REQUIRED TASK
Images are not part of the copy; transcribe all the data exactly.

RECORDED DATA

· · ·

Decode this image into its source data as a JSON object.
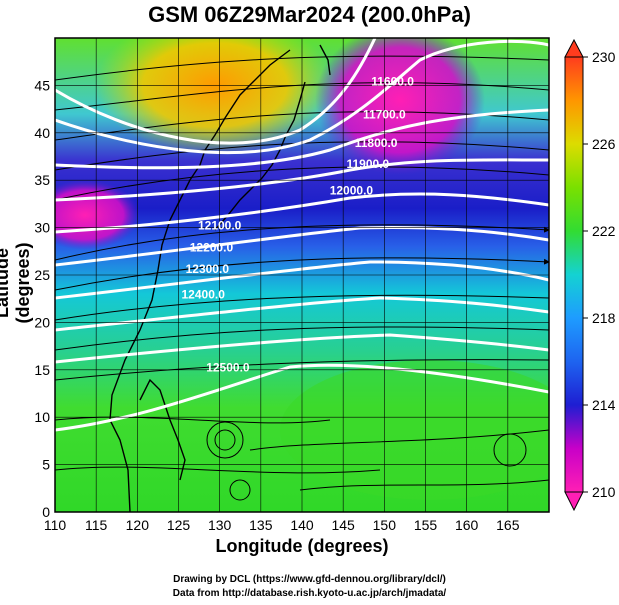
{
  "title": "GSM 06Z29Mar2024 (200.0hPa)",
  "xlabel": "Longitude (degrees)",
  "ylabel": "Latitude  (degrees)",
  "credits": [
    "Drawing by DCL (https://www.gfd-dennou.org/library/dcl/)",
    "Data from http://database.rish.kyoto-u.ac.jp/arch/jmadata/"
  ],
  "map": {
    "lon_range": [
      110,
      170
    ],
    "lat_range": [
      0,
      50
    ],
    "x_ticks": [
      "110",
      "115",
      "120",
      "125",
      "130",
      "135",
      "140",
      "145",
      "150",
      "155",
      "160",
      "165"
    ],
    "y_ticks": [
      "0",
      "5",
      "10",
      "15",
      "20",
      "25",
      "30",
      "35",
      "40",
      "45"
    ],
    "colorbar": {
      "min": 210,
      "max": 230,
      "tick_labels": [
        "210",
        "214",
        "218",
        "222",
        "226",
        "230"
      ],
      "colors": [
        "#ff1fb4",
        "#c800c8",
        "#1e1ed2",
        "#1e78ff",
        "#14d2d2",
        "#32dc32",
        "#7ae000",
        "#dcdc00",
        "#ff9600",
        "#ff3c1e"
      ]
    },
    "contour_labels": [
      {
        "text": "11600.0",
        "lon": 151,
        "lat": 45
      },
      {
        "text": "11700.0",
        "lon": 150,
        "lat": 41.5
      },
      {
        "text": "11800.0",
        "lon": 149,
        "lat": 38.5
      },
      {
        "text": "11900.0",
        "lon": 148,
        "lat": 36.3
      },
      {
        "text": "12000.0",
        "lon": 146,
        "lat": 33.5
      },
      {
        "text": "12100.0",
        "lon": 130,
        "lat": 29.8
      },
      {
        "text": "12200.0",
        "lon": 129,
        "lat": 27.5
      },
      {
        "text": "12300.0",
        "lon": 128.5,
        "lat": 25.2
      },
      {
        "text": "12400.0",
        "lon": 128,
        "lat": 22.5
      },
      {
        "text": "12500.0",
        "lon": 131,
        "lat": 14.8
      }
    ]
  }
}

· · ·

RESPONSE BELOW
Decode this image into its source data as a JSON object.
{
  "title": "GSM 06Z29Mar2024 (200.0hPa)",
  "xlabel": "Longitude (degrees)",
  "ylabel": "Latitude  (degrees)",
  "credits": [
    "Drawing by DCL (https://www.gfd-dennou.org/library/dcl/)",
    "Data from http://database.rish.kyoto-u.ac.jp/arch/jmadata/"
  ],
  "map": {
    "lon_range": [
      110,
      170
    ],
    "lat_range": [
      0,
      50
    ],
    "x_ticks": [
      "110",
      "115",
      "120",
      "125",
      "130",
      "135",
      "140",
      "145",
      "150",
      "155",
      "160",
      "165"
    ],
    "y_ticks": [
      "0",
      "5",
      "10",
      "15",
      "20",
      "25",
      "30",
      "35",
      "40",
      "45"
    ],
    "colorbar": {
      "min": 210,
      "max": 230,
      "tick_labels": [
        "210",
        "214",
        "218",
        "222",
        "226",
        "230"
      ],
      "colors": [
        "#ff1fb4",
        "#c800c8",
        "#1e1ed2",
        "#1e78ff",
        "#14d2d2",
        "#32dc32",
        "#7ae000",
        "#dcdc00",
        "#ff9600",
        "#ff3c1e"
      ]
    },
    "contour_labels": [
      {
        "text": "11600.0",
        "lon": 151,
        "lat": 45
      },
      {
        "text": "11700.0",
        "lon": 150,
        "lat": 41.5
      },
      {
        "text": "11800.0",
        "lon": 149,
        "lat": 38.5
      },
      {
        "text": "11900.0",
        "lon": 148,
        "lat": 36.3
      },
      {
        "text": "12000.0",
        "lon": 146,
        "lat": 33.5
      },
      {
        "text": "12100.0",
        "lon": 130,
        "lat": 29.8
      },
      {
        "text": "12200.0",
        "lon": 129,
        "lat": 27.5
      },
      {
        "text": "12300.0",
        "lon": 128.5,
        "lat": 25.2
      },
      {
        "text": "12400.0",
        "lon": 128,
        "lat": 22.5
      },
      {
        "text": "12500.0",
        "lon": 131,
        "lat": 14.8
      }
    ]
  }
}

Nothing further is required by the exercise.